··· EXTRAIT
Dans le RER une dame assise devant moi sort une clémentine de son sac. Elle la contemple d’un air un peu désemparé puis fouille dans son sac jusqu’à trouver un paquet de mouchoirs jetables pour improviser une nappe de genoux.
Méthodiquement elle épluche le fruit. Dès la première pelure soulevée, le parfum m’atteint. Ça sent l’enfance.
À Invalides je m’arrête dans un couloir, sors mon porte-monnaie de mon sac pour donner un sou à un vieux monsieur qui répète un refrain inaudible à force de l’user : les syllabes sont indistinctes et le ton sotto voce.
Il entreprend de discuter avec moi. « Vous croyez en dieu monsieur ?
— Non. (Je souris poliment et m’apprête à poursuivre mon chemin, on m’attend pour une réunion.)
— Ça ne m’étonne pas. Moi je suis chrétien et… »
······
··· DONNÉES EXTRAITES
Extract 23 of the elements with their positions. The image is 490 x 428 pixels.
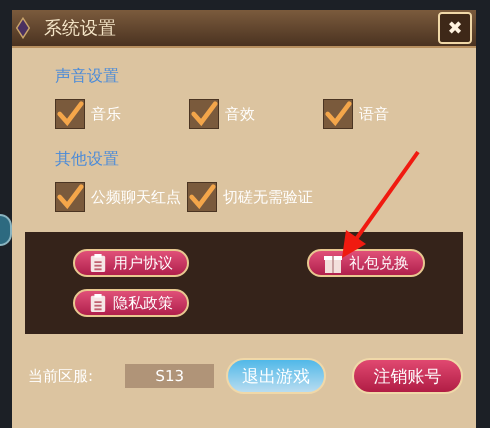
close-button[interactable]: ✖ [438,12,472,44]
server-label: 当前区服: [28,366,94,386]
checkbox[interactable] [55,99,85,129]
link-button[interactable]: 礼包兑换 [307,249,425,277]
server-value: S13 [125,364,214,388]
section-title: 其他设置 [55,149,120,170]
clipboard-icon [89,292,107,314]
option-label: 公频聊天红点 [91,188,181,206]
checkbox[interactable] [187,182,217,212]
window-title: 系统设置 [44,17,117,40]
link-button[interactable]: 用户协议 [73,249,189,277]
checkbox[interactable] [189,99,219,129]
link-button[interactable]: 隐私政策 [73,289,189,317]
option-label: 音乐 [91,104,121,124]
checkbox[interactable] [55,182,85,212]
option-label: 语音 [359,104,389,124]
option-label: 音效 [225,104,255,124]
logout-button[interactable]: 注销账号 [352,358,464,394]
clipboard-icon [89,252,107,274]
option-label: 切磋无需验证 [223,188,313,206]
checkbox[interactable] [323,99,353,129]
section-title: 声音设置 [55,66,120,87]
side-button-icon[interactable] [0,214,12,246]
······
_EXERCICE À TRAITER_
Extrayez de l'extrait le passage qui commence par « Dans le RER » et se poursuit jusqu'à « Ça sent l’enfance. », en le reproduisant mot pour mot.

_RÉPONSE CI-DESSOUS_
Dans le RER une dame assise devant moi sort une clémentine de son sac. Elle la contemple d’un air un peu désemparé puis fouille dans son sac jusqu’à trouver un paquet de mouchoirs jetables pour improviser une nappe de genoux.
Méthodiquement elle épluche le fruit. Dès la première pelure soulevée, le parfum m’atteint. Ça sent l’enfance.